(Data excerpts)
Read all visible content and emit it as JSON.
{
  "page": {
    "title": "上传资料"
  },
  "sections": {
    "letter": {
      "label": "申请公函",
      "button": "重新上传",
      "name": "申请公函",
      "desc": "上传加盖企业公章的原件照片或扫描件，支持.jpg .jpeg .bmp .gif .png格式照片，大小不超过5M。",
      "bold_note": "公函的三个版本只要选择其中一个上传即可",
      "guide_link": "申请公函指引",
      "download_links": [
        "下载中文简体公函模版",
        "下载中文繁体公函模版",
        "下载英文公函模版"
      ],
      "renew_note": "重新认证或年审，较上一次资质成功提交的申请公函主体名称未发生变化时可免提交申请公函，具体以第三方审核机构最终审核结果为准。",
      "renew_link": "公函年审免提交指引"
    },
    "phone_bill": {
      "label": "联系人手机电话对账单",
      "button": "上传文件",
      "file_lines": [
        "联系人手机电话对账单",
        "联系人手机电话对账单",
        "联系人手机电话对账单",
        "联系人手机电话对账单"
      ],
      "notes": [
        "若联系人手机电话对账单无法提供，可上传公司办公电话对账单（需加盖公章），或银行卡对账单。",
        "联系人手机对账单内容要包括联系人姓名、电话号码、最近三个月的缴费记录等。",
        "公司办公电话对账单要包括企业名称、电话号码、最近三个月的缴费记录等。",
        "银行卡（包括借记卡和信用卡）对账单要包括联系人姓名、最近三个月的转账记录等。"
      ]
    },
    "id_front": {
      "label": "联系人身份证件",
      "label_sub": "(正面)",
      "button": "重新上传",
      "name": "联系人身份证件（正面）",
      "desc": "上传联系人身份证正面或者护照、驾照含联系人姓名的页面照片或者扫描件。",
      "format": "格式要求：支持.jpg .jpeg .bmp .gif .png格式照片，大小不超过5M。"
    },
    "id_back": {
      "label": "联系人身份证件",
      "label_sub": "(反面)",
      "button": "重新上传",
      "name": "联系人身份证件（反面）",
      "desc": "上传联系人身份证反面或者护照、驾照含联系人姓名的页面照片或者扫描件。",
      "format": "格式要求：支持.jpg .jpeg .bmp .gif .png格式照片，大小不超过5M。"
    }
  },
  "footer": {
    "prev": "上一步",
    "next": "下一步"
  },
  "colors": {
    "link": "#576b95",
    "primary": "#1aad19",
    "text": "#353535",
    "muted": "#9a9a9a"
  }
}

_TO BE DONE_
In full and verbatim, repeat the records given above.

_EXERCISE RESULT_
Read all visible content and emit it as JSON.
{
  "page": {
    "title": "上传资料"
  },
  "sections": {
    "letter": {
      "label": "申请公函",
      "button": "重新上传",
      "name": "申请公函",
      "desc": "上传加盖企业公章的原件照片或扫描件，支持.jpg .jpeg .bmp .gif .png格式照片，大小不超过5M。",
      "bold_note": "公函的三个版本只要选择其中一个上传即可",
      "guide_link": "申请公函指引",
      "download_links": [
        "下载中文简体公函模版",
        "下载中文繁体公函模版",
        "下载英文公函模版"
      ],
      "renew_note": "重新认证或年审，较上一次资质成功提交的申请公函主体名称未发生变化时可免提交申请公函，具体以第三方审核机构最终审核结果为准。",
      "renew_link": "公函年审免提交指引"
    },
    "phone_bill": {
      "label": "联系人手机电话对账单",
      "button": "上传文件",
      "file_lines": [
        "联系人手机电话对账单",
        "联系人手机电话对账单",
        "联系人手机电话对账单",
        "联系人手机电话对账单"
      ],
      "notes": [
        "若联系人手机电话对账单无法提供，可上传公司办公电话对账单（需加盖公章），或银行卡对账单。",
        "联系人手机对账单内容要包括联系人姓名、电话号码、最近三个月的缴费记录等。",
        "公司办公电话对账单要包括企业名称、电话号码、最近三个月的缴费记录等。",
        "银行卡（包括借记卡和信用卡）对账单要包括联系人姓名、最近三个月的转账记录等。"
      ]
    },
    "id_front": {
      "label": "联系人身份证件",
      "label_sub": "(正面)",
      "button": "重新上传",
      "name": "联系人身份证件（正面）",
      "desc": "上传联系人身份证正面或者护照、驾照含联系人姓名的页面照片或者扫描件。",
      "format": "格式要求：支持.jpg .jpeg .bmp .gif .png格式照片，大小不超过5M。"
    },
    "id_back": {
      "label": "联系人身份证件",
      "label_sub": "(反面)",
      "button": "重新上传",
      "name": "联系人身份证件（反面）",
      "desc": "上传联系人身份证反面或者护照、驾照含联系人姓名的页面照片或者扫描件。",
      "format": "格式要求：支持.jpg .jpeg .bmp .gif .png格式照片，大小不超过5M。"
    }
  },
  "footer": {
    "prev": "上一步",
    "next": "下一步"
  },
  "colors": {
    "link": "#576b95",
    "primary": "#1aad19",
    "text": "#353535",
    "muted": "#9a9a9a"
  }
}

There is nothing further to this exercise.